--- start ---

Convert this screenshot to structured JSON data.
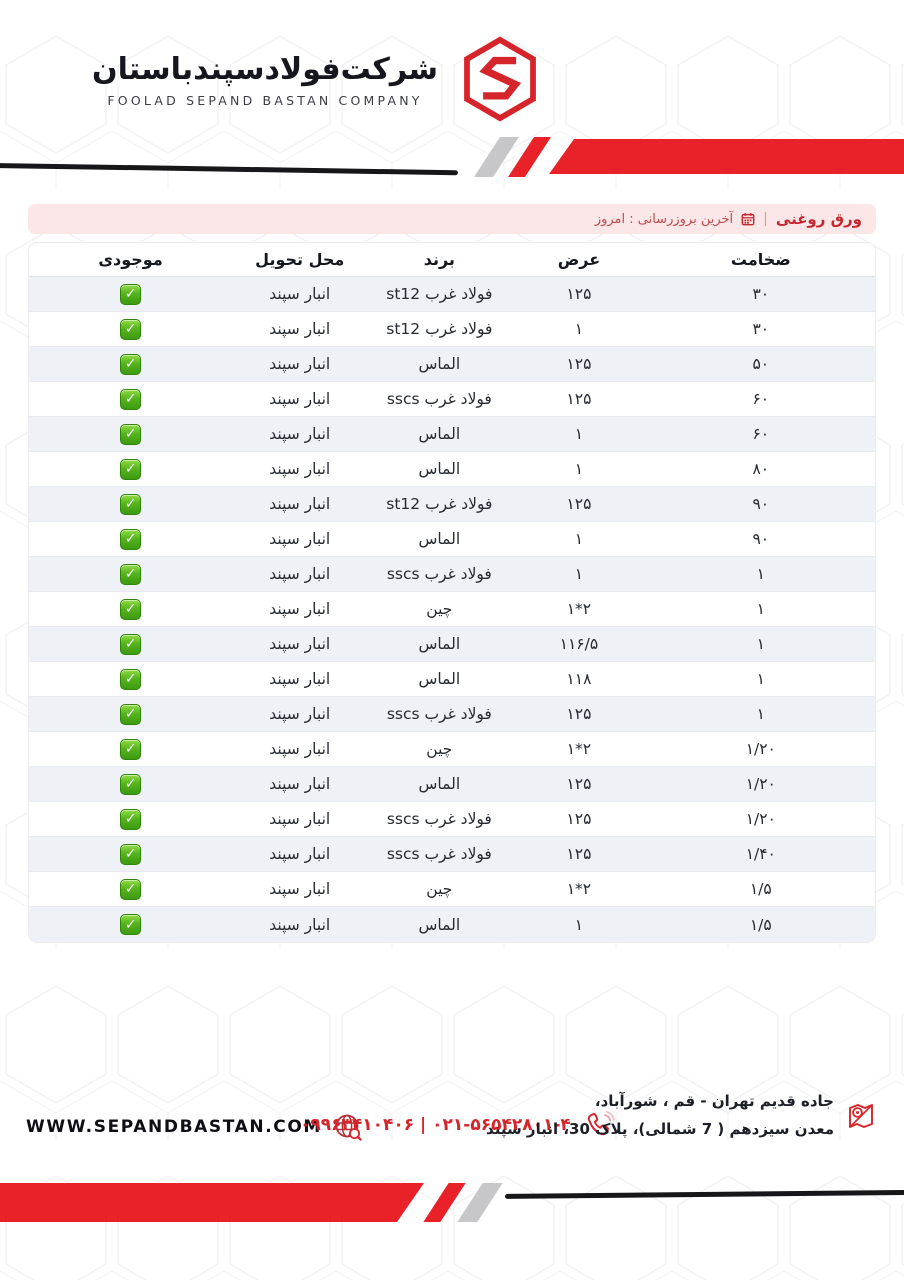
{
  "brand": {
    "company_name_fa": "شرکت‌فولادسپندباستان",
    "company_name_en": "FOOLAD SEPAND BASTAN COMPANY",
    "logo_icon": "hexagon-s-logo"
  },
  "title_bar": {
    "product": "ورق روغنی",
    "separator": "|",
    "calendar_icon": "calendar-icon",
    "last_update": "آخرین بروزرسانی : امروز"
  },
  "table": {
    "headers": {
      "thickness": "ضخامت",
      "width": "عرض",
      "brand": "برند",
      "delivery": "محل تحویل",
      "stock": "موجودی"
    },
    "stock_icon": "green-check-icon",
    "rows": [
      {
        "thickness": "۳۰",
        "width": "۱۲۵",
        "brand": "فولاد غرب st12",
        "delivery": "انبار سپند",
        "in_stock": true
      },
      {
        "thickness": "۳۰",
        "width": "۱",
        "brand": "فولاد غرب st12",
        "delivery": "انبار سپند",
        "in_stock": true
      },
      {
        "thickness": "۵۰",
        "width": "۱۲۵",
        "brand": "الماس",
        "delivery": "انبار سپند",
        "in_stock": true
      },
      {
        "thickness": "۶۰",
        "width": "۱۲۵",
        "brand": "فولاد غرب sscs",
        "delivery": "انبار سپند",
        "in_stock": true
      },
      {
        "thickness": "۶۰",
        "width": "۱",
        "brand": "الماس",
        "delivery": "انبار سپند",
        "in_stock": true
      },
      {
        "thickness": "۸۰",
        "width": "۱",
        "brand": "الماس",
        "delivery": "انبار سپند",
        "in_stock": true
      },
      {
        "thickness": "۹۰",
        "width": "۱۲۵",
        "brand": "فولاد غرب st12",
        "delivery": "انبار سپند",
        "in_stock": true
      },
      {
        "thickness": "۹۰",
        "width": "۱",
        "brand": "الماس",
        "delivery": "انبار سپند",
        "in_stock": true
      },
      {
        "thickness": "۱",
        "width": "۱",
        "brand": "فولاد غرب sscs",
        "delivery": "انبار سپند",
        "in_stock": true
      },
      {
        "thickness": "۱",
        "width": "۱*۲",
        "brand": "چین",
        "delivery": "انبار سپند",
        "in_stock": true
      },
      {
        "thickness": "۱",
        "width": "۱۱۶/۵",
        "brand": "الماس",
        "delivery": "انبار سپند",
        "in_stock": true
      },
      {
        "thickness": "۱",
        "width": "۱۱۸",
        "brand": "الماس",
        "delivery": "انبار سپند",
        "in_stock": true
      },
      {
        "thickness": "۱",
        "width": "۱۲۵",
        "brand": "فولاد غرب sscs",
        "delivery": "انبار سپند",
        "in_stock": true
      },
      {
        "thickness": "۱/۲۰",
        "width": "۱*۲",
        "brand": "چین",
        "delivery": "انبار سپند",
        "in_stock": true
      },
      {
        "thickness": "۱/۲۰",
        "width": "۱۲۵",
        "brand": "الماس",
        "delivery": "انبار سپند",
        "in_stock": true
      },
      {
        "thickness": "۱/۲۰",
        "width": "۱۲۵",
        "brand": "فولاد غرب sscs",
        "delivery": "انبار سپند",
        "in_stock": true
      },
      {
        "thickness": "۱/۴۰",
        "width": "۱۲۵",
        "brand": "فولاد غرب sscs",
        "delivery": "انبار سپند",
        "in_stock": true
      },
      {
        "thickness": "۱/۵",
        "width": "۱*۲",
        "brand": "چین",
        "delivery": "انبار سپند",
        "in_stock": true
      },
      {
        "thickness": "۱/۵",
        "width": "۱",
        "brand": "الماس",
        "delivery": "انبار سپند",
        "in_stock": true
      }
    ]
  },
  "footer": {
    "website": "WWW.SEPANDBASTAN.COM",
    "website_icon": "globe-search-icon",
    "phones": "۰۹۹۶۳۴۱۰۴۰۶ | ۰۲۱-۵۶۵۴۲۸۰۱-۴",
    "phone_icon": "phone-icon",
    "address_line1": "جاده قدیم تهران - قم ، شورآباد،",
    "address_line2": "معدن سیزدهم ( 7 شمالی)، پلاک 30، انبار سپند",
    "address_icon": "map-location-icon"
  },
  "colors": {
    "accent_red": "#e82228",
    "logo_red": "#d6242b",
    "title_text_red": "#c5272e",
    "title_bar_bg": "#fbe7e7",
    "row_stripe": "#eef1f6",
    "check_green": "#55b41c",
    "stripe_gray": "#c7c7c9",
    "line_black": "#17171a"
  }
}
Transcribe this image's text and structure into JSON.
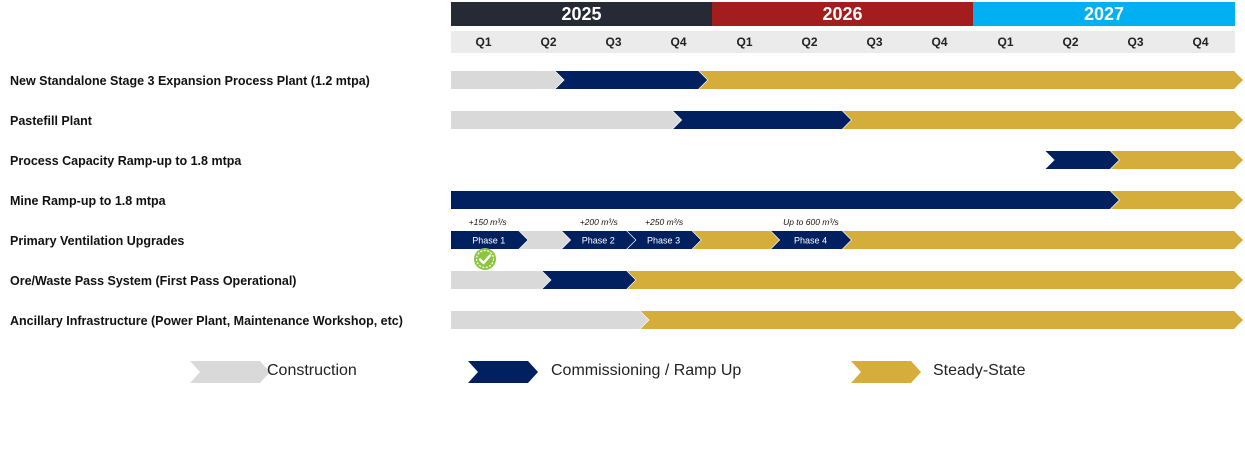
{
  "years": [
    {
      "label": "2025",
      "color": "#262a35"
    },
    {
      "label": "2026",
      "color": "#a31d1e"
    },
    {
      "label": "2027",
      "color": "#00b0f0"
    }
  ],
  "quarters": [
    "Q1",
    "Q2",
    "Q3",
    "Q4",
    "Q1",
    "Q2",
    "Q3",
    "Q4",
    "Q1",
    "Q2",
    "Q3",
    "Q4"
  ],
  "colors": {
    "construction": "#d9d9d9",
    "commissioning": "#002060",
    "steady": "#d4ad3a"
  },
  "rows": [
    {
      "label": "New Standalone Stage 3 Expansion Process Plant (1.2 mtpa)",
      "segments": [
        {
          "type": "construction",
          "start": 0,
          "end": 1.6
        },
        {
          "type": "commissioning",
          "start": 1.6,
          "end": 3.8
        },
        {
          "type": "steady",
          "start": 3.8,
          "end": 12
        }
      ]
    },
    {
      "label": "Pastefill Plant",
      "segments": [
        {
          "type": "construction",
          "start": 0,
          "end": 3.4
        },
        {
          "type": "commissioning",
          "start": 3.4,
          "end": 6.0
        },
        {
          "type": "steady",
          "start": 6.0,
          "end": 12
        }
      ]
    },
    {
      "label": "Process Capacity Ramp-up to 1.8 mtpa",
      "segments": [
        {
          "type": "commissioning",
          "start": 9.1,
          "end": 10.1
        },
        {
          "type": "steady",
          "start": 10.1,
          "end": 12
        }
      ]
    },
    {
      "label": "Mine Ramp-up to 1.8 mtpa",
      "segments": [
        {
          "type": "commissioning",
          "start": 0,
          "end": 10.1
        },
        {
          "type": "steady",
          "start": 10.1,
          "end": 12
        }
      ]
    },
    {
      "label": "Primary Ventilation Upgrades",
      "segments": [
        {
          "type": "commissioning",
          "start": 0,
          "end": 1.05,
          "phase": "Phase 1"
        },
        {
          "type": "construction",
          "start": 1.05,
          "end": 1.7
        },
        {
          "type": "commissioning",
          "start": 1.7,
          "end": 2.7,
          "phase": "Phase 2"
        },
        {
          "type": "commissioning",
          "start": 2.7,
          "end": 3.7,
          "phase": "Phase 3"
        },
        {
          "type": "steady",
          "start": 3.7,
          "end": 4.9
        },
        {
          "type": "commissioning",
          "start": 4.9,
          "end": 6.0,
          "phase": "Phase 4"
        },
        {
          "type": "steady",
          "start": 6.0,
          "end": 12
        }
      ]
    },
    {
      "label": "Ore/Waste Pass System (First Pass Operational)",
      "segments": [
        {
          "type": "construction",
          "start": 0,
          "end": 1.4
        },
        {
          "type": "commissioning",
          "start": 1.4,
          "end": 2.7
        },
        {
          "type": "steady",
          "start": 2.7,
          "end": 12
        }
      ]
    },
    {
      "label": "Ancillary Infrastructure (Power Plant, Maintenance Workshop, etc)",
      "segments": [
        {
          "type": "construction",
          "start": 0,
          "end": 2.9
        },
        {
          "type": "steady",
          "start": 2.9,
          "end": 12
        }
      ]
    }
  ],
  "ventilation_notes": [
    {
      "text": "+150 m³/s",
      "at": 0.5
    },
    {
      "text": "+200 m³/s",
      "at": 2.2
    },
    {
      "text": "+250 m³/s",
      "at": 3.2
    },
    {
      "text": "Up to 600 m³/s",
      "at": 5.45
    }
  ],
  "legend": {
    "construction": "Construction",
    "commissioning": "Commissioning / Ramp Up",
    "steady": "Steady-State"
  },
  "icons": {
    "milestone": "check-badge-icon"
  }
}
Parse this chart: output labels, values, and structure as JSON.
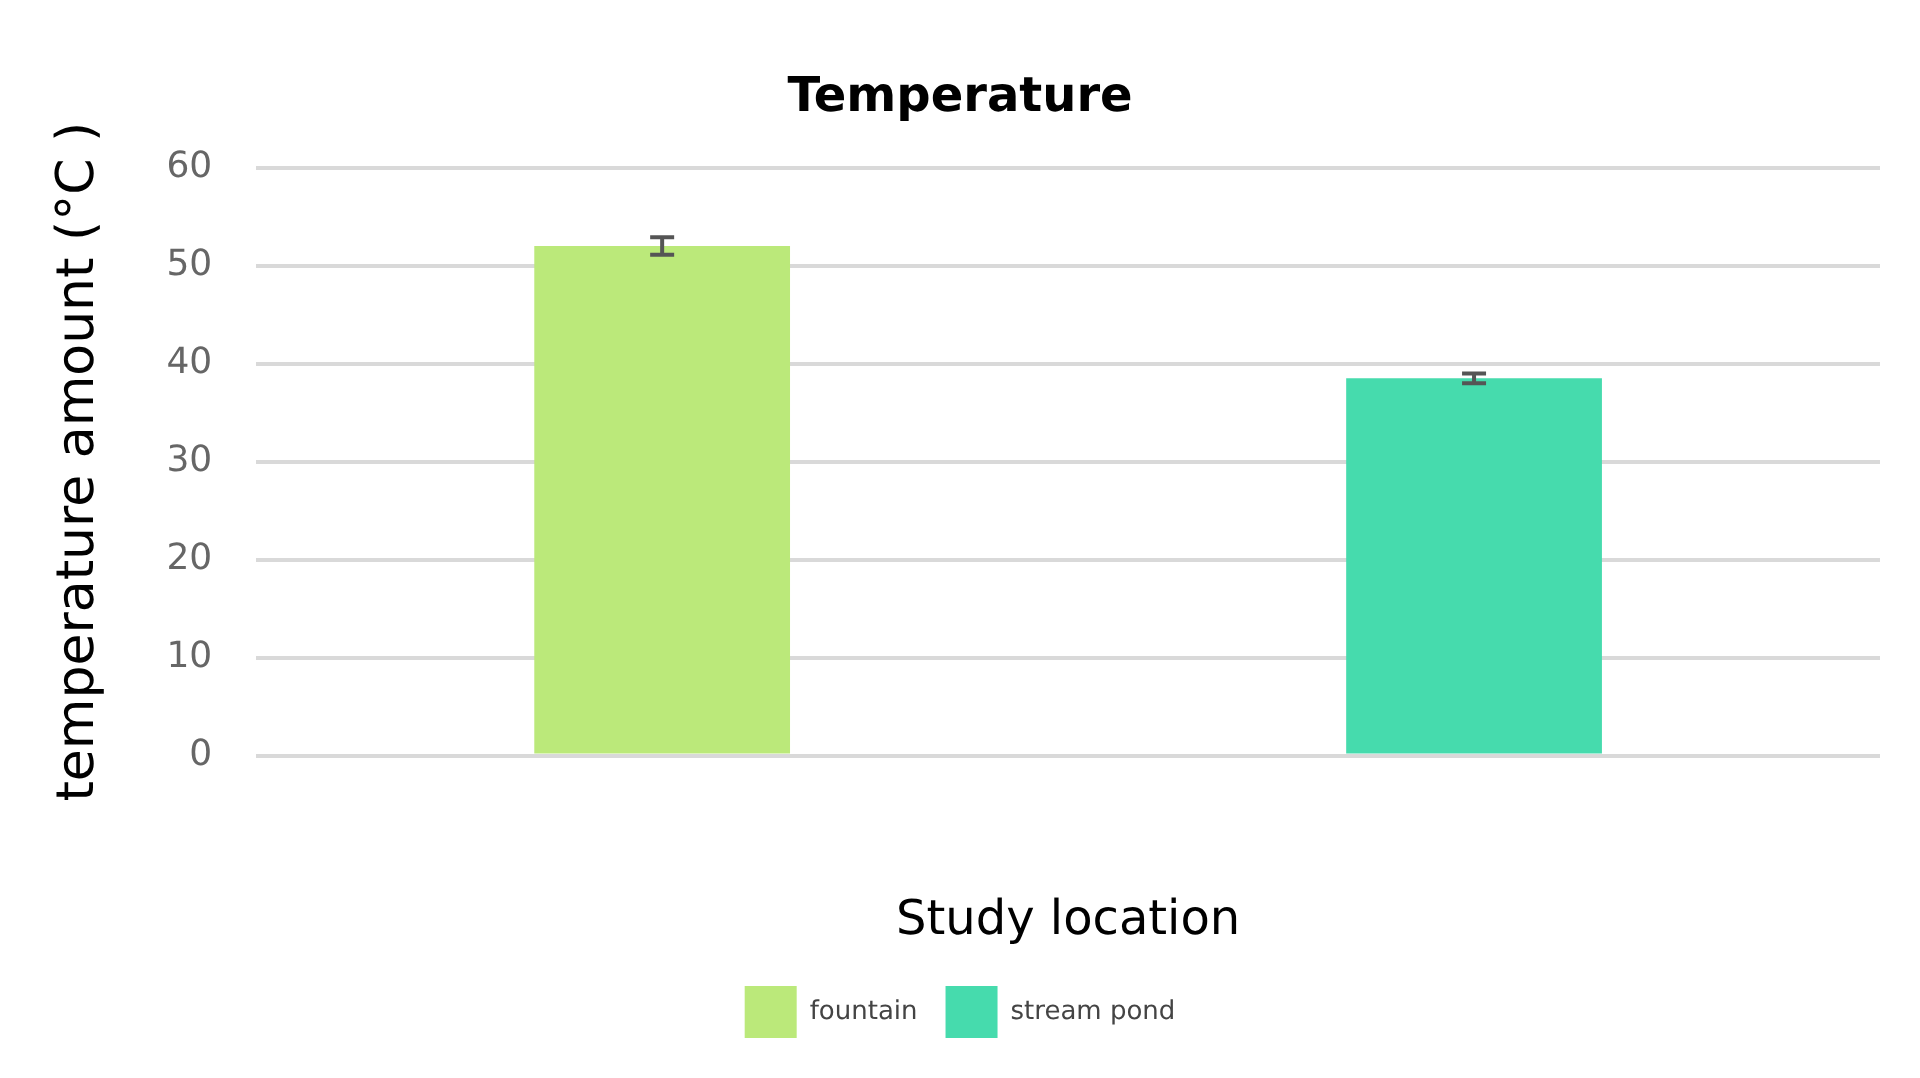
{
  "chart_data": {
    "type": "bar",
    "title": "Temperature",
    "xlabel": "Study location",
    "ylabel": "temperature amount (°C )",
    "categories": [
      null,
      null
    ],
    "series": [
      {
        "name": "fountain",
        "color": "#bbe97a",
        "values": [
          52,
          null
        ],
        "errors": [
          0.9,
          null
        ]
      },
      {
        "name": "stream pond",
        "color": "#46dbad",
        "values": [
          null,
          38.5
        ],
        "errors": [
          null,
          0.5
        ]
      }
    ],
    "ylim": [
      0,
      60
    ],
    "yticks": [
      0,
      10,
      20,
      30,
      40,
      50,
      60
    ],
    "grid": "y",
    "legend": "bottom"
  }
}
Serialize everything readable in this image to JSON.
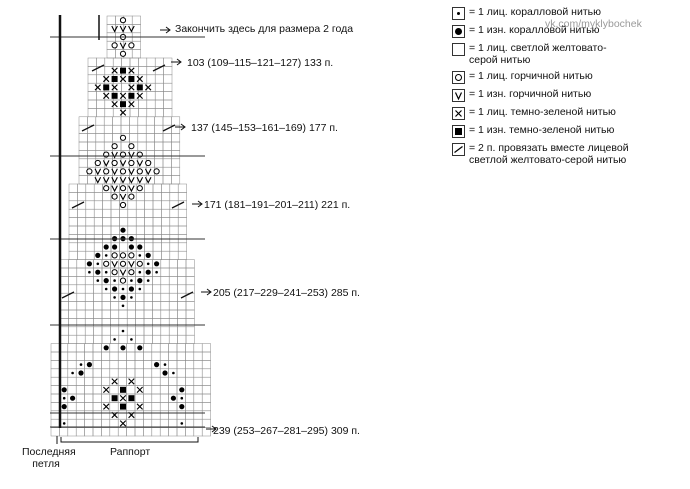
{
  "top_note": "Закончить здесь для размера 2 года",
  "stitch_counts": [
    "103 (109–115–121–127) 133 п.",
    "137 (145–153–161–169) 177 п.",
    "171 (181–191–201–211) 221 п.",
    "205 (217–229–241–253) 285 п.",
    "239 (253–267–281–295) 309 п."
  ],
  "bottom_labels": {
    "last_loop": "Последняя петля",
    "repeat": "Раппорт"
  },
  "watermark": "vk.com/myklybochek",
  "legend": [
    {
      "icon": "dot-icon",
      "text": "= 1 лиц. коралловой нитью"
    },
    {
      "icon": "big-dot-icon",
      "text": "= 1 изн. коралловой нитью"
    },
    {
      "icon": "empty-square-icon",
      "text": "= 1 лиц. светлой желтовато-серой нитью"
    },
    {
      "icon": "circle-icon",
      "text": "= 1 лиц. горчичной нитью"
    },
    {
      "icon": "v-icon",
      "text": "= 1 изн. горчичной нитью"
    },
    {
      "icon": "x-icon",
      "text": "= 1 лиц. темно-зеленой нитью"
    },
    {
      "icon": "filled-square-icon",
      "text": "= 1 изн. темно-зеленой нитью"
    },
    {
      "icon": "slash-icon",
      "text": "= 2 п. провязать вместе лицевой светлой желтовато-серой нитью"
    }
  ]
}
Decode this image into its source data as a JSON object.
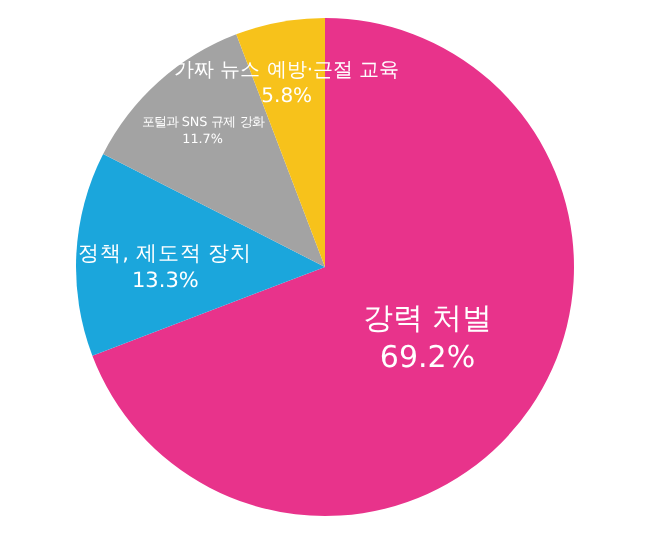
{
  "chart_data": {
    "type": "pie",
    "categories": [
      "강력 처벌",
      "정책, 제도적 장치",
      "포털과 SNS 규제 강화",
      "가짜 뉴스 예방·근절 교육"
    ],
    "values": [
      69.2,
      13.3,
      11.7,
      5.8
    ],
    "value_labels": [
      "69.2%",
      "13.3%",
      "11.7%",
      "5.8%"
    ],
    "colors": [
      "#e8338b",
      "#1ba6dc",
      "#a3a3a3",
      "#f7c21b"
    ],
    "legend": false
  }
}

--- end ---

▶ **REQUIREMENTS**
Copy every line of the records above that contains "Ramp".

▶ **EXERCISE RESPONSE**
      "label": "Process Capacity Ramp-up to 1.8 mtpa",
      "label": "Mine Ramp-up to 1.8 mtpa",
    "commissioning": "Commissioning / Ramp Up",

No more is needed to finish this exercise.